DIRECTIONS FOR THIS TASK
Retype the line in which "What does this" appears, then every line after it until the records end. Leave out the pictures.

---- LISTING

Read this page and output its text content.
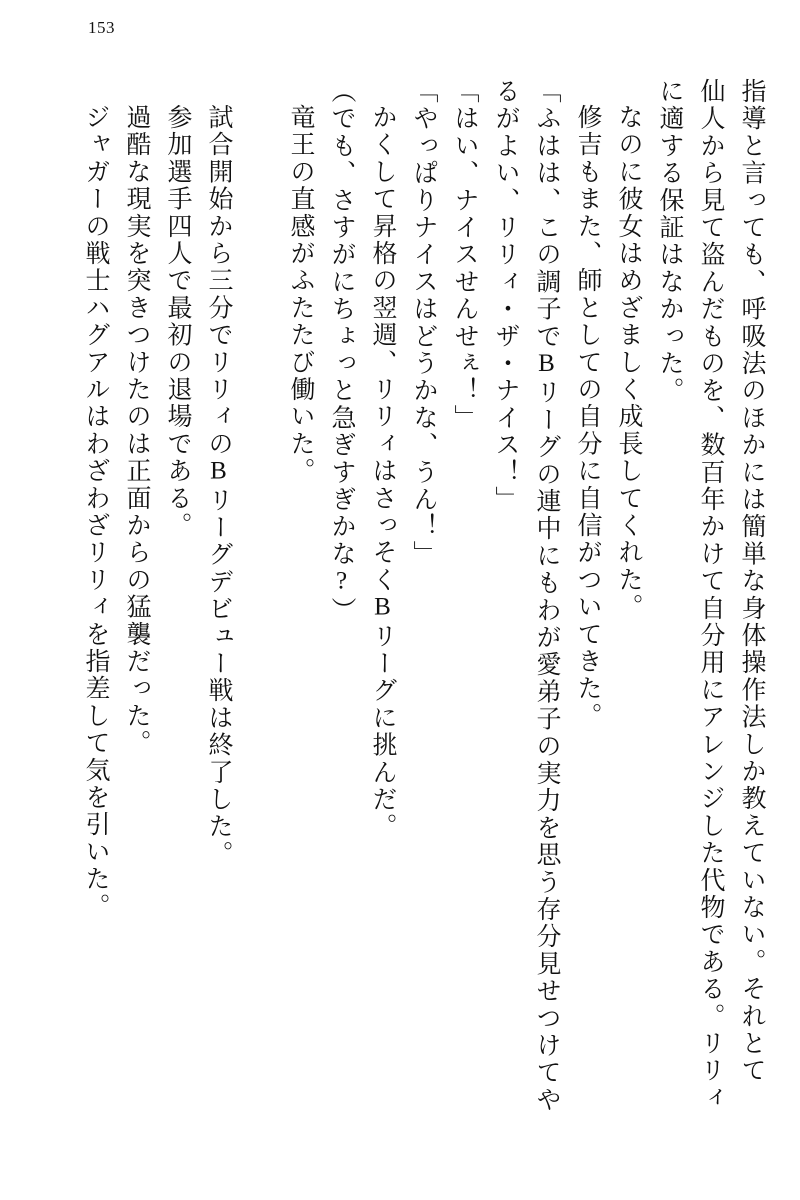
153
指導と言っても、呼吸法のほかには簡単な身体操作法しか教えていない。それとて
仙人から見て盗んだものを、数百年かけて自分用にアレンジした代物である。リリィ
に適する保証はなかった。
なのに彼女はめざましく成長してくれた。
修吉もまた、師としての自分に自信がついてきた。
「ふはは、この調子でBリーグの連中にもわが愛弟子の実力を思う存分見せつけてや
るがよい、リリィ・ザ・ナイス！」
「はい、ナイスせんせぇ！」
「やっぱりナイスはどうかな、うん！」
かくして昇格の翌週、リリィはさっそくBリーグに挑んだ。
（でも、さすがにちょっと急ぎすぎかな?）
竜王の直感がふたたび働いた。
試合開始から三分でリリィのBリーグデビュー戦は終了した。
参加選手四人で最初の退場である。
過酷な現実を突きつけたのは正面からの猛襲だった。
ジャガーの戦士ハグアルはわざわざリリィを指差して気を引いた。
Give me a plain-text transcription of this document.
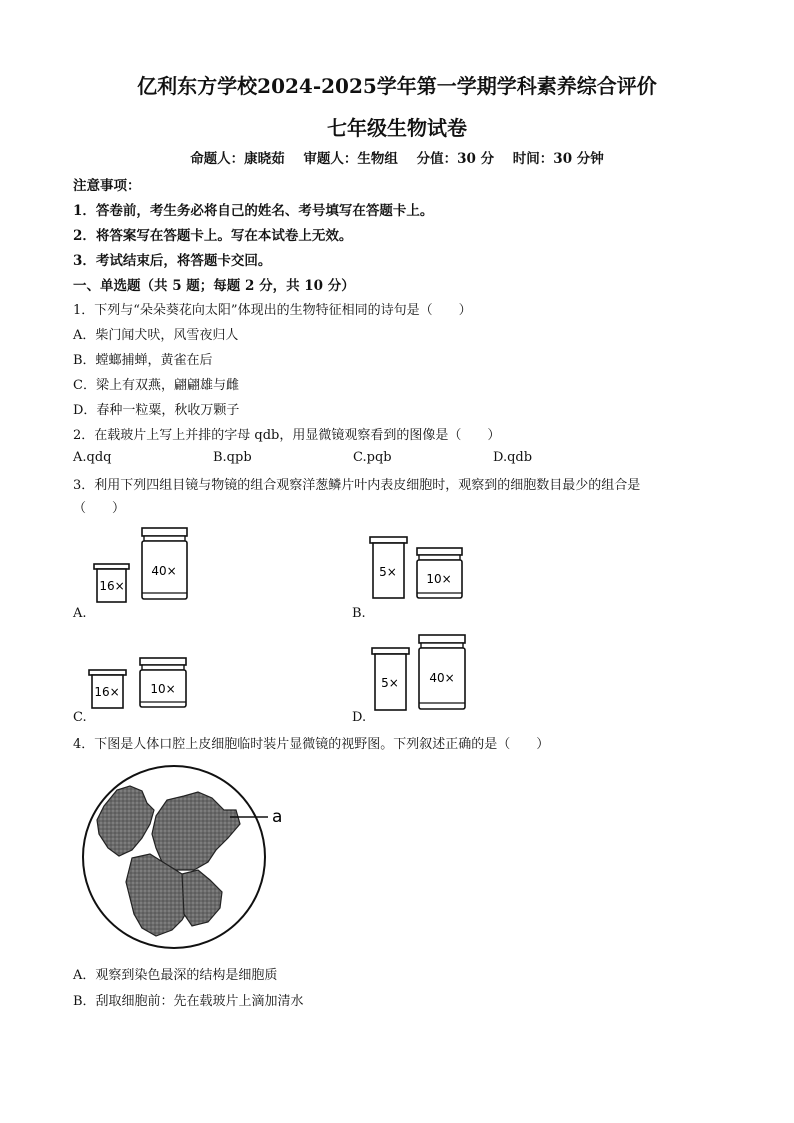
亿利东方学校2024-2025学年第一学期学科素养综合评价
七年级生物试卷
命题人：康晓茹 审题人：生物组 分值：30 分 时间：30 分钟
注意事项：
1．答卷前，考生务必将自己的姓名、考号填写在答题卡上。
2．将答案写在答题卡上。写在本试卷上无效。
3．考试结束后，将答题卡交回。
一、单选题（共 5 题；每题 2 分，共 10 分）
1．下列与“朵朵葵花向太阳”体现出的生物特征相同的诗句是（　　）
A．柴门闻犬吠，风雪夜归人
B．螳螂捕蝉，黄雀在后
C．梁上有双燕，翩翩雄与雌
D．春种一粒粟，秋收万颗子
2．在载玻片上写上并排的字母 qdb，用显微镜观察看到的图像是（　　）
A.qdq	B.qpb	C.pqb	D.qdb
3．利用下列四组目镜与物镜的组合观察洋葱鳞片叶内表皮细胞时，观察到的细胞数目最少的组合是
（　　）
16×
40×
A.
5× 10×
B.
16×	10×
C.
5×	40×
D.
4．下图是人体口腔上皮细胞临时装片显微镜的视野图。下列叙述正确的是（　　）
a
A．观察到染色最深的结构是细胞质
B．刮取细胞前：先在载玻片上滴加清水
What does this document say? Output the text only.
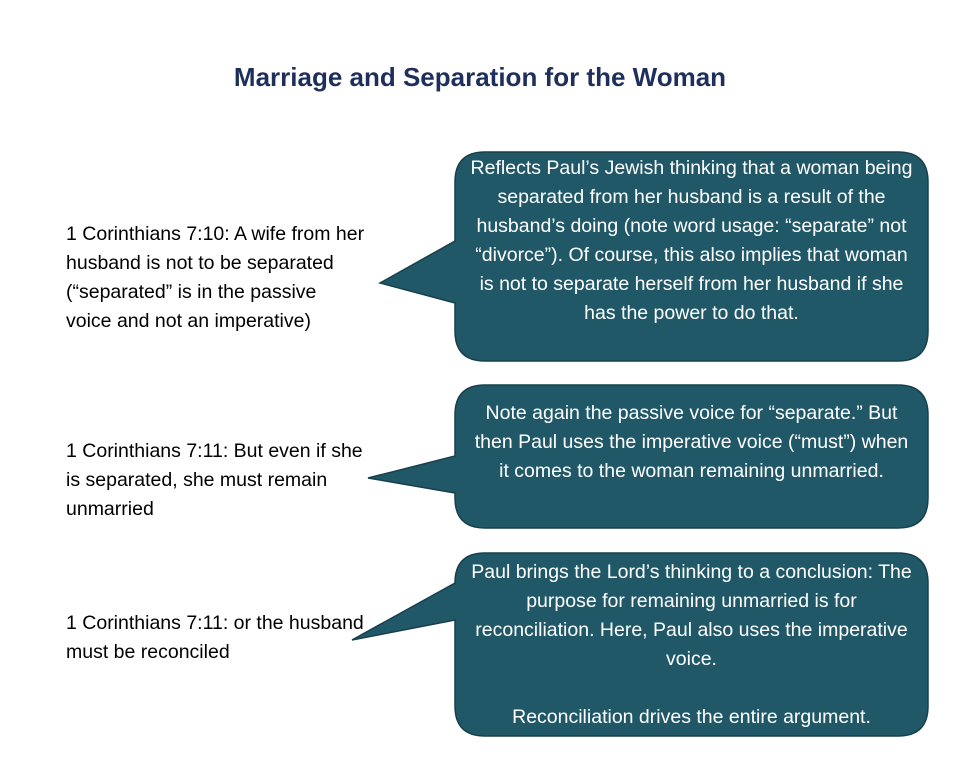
Marriage and Separation for the Woman
1 Corinthians 7:10: A wife from her husband is not to be separated (“separated” is in the passive voice and not an imperative)
1 Corinthians 7:11: But even if she is separated, she must remain unmarried
1 Corinthians 7:11: or the husband must be reconciled
Reflects Paul’s Jewish thinking that a woman being separated from her husband is a result of the husband’s doing (note word usage: “separate” not “divorce”). Of course, this also implies that woman is not to separate herself from her husband if she has the power to do that.
Note again the passive voice for “separate.” But then Paul uses the imperative voice (“must”) when it comes to the woman remaining unmarried.
Paul brings the Lord’s thinking to a conclusion: The purpose for remaining unmarried is for reconciliation. Here, Paul also uses the imperative voice.

Reconciliation drives the entire argument.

--------

FINISHED ANSWER
What does this document say? Output the text only.
Marriage and Separation for the Woman
1 Corinthians 7:10: A wife from her husband is not to be separated (“separated” is in the passive voice and not an imperative)
1 Corinthians 7:11: But even if she is separated, she must remain unmarried
1 Corinthians 7:11: or the husband must be reconciled
Reflects Paul’s Jewish thinking that a woman being separated from her husband is a result of the husband’s doing (note word usage: “separate” not “divorce”). Of course, this also implies that woman is not to separate herself from her husband if she has the power to do that.
Note again the passive voice for “separate.” But then Paul uses the imperative voice (“must”) when it comes to the woman remaining unmarried.
Paul brings the Lord’s thinking to a conclusion: The purpose for remaining unmarried is for reconciliation. Here, Paul also uses the imperative voice.

Reconciliation drives the entire argument.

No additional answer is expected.